* **Stated problem**
Reproduce every line in the listing that contains the word "petitesse".

Data records
((
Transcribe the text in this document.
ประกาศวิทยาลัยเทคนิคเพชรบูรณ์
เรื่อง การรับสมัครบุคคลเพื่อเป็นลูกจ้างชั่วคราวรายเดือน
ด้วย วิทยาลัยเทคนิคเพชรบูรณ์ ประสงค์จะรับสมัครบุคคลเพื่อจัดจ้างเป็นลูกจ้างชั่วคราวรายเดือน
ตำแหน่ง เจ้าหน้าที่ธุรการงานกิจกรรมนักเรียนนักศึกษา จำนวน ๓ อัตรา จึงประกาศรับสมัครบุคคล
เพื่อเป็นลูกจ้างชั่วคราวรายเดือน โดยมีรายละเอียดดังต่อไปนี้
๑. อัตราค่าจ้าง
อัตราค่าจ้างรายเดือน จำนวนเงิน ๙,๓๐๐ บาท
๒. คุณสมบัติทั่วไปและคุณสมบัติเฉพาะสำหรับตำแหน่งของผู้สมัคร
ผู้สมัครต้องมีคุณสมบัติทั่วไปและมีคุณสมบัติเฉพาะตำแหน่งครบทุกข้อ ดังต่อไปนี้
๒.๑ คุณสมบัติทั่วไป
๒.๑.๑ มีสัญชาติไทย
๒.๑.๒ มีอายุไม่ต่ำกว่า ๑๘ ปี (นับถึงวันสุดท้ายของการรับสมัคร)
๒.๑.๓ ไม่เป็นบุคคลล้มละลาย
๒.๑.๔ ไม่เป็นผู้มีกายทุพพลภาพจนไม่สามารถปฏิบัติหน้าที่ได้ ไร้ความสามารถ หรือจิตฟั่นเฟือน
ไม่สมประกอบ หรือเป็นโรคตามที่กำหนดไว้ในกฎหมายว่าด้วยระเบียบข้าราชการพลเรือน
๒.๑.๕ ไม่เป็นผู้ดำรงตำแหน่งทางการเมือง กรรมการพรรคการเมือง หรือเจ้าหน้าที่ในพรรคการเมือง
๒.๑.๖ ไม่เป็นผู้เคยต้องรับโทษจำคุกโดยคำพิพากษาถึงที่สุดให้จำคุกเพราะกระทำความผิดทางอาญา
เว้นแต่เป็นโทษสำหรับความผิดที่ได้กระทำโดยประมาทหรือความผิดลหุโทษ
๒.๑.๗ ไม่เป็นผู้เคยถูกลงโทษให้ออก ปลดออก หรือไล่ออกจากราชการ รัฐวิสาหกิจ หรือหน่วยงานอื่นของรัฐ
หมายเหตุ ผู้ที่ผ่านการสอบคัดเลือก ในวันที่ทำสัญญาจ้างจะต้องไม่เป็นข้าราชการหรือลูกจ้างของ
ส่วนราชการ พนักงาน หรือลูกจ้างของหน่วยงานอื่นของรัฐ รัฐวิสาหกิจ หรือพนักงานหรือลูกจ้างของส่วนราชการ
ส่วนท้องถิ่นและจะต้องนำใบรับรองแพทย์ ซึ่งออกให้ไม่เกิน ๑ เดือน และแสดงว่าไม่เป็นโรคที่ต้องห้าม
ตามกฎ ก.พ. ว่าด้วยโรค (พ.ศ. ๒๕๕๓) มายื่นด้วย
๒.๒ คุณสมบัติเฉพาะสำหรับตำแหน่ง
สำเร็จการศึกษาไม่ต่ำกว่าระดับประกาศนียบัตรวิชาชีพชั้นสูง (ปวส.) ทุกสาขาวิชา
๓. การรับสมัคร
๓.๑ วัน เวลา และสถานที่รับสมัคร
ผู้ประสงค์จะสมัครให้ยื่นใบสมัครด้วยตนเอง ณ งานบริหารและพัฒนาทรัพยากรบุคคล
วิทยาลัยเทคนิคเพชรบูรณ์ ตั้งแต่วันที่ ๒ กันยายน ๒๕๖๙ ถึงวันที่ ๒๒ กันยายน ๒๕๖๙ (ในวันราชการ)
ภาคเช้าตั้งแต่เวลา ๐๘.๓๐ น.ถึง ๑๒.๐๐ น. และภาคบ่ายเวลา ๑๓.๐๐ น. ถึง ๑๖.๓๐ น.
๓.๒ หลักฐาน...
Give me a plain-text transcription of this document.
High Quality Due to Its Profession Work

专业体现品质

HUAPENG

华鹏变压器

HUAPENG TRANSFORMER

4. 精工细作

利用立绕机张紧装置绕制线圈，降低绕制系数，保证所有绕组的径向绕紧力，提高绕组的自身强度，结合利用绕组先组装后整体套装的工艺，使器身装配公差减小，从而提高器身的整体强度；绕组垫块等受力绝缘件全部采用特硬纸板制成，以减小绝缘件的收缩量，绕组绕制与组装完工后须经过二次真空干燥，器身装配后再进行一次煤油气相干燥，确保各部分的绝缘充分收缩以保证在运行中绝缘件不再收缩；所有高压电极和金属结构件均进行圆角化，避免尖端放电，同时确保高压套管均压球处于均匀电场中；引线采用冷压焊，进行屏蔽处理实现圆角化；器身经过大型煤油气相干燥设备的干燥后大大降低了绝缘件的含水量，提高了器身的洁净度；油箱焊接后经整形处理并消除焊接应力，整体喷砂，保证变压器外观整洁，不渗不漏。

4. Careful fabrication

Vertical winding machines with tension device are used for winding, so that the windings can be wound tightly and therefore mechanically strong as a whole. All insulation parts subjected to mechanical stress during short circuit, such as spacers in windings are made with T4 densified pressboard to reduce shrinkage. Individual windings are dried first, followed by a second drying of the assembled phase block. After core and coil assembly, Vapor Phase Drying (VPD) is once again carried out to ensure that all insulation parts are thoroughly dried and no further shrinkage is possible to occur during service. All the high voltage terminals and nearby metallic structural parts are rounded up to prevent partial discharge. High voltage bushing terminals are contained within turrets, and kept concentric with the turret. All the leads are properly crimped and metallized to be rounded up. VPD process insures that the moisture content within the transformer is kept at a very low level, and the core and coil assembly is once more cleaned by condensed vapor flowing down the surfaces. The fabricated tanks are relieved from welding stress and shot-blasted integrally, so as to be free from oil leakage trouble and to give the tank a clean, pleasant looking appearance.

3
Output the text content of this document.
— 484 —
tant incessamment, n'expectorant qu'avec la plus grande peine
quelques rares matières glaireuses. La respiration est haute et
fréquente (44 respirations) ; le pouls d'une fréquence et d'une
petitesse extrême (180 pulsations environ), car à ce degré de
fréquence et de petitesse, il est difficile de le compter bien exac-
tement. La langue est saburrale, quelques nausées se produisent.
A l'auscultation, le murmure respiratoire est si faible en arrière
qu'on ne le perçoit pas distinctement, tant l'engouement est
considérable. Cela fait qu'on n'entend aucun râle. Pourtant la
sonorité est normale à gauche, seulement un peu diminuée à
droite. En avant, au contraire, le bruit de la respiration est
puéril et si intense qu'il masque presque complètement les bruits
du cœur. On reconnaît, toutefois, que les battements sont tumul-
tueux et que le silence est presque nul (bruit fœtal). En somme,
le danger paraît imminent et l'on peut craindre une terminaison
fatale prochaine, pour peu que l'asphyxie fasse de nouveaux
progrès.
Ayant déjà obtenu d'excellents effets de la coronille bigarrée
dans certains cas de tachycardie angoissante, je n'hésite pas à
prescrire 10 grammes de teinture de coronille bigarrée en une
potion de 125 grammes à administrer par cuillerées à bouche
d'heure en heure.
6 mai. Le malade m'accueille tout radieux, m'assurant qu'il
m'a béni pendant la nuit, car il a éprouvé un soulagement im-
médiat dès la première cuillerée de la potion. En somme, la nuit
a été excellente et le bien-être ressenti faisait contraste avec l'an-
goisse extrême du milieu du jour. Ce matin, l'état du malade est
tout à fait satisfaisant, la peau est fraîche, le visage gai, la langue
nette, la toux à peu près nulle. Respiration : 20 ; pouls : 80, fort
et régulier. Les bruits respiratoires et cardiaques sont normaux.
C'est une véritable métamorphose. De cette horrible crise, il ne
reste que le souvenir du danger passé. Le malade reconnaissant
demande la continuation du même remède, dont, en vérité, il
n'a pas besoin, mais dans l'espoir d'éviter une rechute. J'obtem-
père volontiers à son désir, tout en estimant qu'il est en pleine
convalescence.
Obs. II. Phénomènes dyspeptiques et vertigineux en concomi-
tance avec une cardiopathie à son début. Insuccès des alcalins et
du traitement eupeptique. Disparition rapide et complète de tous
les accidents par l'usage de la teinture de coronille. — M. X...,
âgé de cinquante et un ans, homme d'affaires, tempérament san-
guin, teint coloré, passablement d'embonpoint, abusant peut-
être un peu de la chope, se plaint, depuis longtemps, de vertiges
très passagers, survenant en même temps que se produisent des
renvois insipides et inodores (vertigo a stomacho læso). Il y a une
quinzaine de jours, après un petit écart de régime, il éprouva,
))
* **Solution for this problem**
petitesse extrême (180 pulsations environ), car à ce degré de
fréquence et de petitesse, il est difficile de le compter bien exac-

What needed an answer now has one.